(Goal) Print out every line, exactly as written.

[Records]
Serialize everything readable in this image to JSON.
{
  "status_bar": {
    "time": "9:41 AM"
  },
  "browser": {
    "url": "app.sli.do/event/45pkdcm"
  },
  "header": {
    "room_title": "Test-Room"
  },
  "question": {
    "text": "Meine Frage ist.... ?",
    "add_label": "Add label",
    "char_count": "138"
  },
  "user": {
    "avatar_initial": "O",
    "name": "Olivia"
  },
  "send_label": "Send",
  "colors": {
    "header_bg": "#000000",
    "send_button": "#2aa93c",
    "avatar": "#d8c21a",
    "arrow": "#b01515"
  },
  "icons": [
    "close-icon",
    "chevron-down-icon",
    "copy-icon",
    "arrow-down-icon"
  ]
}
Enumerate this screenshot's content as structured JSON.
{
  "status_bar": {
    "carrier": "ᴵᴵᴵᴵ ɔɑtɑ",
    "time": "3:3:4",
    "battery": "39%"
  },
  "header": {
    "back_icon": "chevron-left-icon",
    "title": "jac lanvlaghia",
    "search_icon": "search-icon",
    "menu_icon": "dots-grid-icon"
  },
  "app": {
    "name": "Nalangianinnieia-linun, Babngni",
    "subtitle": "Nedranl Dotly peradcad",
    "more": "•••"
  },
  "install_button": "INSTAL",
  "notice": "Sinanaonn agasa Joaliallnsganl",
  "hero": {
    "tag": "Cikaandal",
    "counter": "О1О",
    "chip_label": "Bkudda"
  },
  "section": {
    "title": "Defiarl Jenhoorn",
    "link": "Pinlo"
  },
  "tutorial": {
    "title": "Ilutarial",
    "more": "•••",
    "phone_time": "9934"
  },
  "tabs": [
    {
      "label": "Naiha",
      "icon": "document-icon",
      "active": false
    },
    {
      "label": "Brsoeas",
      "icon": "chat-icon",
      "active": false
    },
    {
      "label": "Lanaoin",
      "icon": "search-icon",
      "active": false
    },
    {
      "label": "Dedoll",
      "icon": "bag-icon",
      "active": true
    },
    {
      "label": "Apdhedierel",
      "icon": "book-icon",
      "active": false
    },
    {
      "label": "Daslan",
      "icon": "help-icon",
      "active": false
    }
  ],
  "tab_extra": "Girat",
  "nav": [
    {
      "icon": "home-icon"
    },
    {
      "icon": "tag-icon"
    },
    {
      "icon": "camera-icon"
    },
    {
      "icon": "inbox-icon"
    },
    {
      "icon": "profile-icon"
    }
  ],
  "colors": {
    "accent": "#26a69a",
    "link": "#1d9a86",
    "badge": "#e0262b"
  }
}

(Exercise output)
Serialize everything readable in this image to JSON.
{
  "status_bar": {
    "time": "9:41 AM"
  },
  "browser": {
    "url": "app.sli.do/event/45pkdcm"
  },
  "header": {
    "room_title": "Test-Room"
  },
  "question": {
    "text": "Meine Frage ist.... ?",
    "add_label": "Add label",
    "char_count": "138"
  },
  "user": {
    "avatar_initial": "O",
    "name": "Olivia"
  },
  "send_label": "Send",
  "colors": {
    "header_bg": "#000000",
    "send_button": "#2aa93c",
    "avatar": "#d8c21a",
    "arrow": "#b01515"
  },
  "icons": [
    "close-icon",
    "chevron-down-icon",
    "copy-icon",
    "arrow-down-icon"
  ]
}
Enumerate this screenshot's content as structured JSON.
{
  "status_bar": {
    "carrier": "ᴵᴵᴵᴵ ɔɑtɑ",
    "time": "3:3:4",
    "battery": "39%"
  },
  "header": {
    "back_icon": "chevron-left-icon",
    "title": "jac lanvlaghia",
    "search_icon": "search-icon",
    "menu_icon": "dots-grid-icon"
  },
  "app": {
    "name": "Nalangianinnieia-linun, Babngni",
    "subtitle": "Nedranl Dotly peradcad",
    "more": "•••"
  },
  "install_button": "INSTAL",
  "notice": "Sinanaonn agasa Joaliallnsganl",
  "hero": {
    "tag": "Cikaandal",
    "counter": "О1О",
    "chip_label": "Bkudda"
  },
  "section": {
    "title": "Defiarl Jenhoorn",
    "link": "Pinlo"
  },
  "tutorial": {
    "title": "Ilutarial",
    "more": "•••",
    "phone_time": "9934"
  },
  "tabs": [
    {
      "label": "Naiha",
      "icon": "document-icon",
      "active": false
    },
    {
      "label": "Brsoeas",
      "icon": "chat-icon",
      "active": false
    },
    {
      "label": "Lanaoin",
      "icon": "search-icon",
      "active": false
    },
    {
      "label": "Dedoll",
      "icon": "bag-icon",
      "active": true
    },
    {
      "label": "Apdhedierel",
      "icon": "book-icon",
      "active": false
    },
    {
      "label": "Daslan",
      "icon": "help-icon",
      "active": false
    }
  ],
  "tab_extra": "Girat",
  "nav": [
    {
      "icon": "home-icon"
    },
    {
      "icon": "tag-icon"
    },
    {
      "icon": "camera-icon"
    },
    {
      "icon": "inbox-icon"
    },
    {
      "icon": "profile-icon"
    }
  ],
  "colors": {
    "accent": "#26a69a",
    "link": "#1d9a86",
    "badge": "#e0262b"
  }
}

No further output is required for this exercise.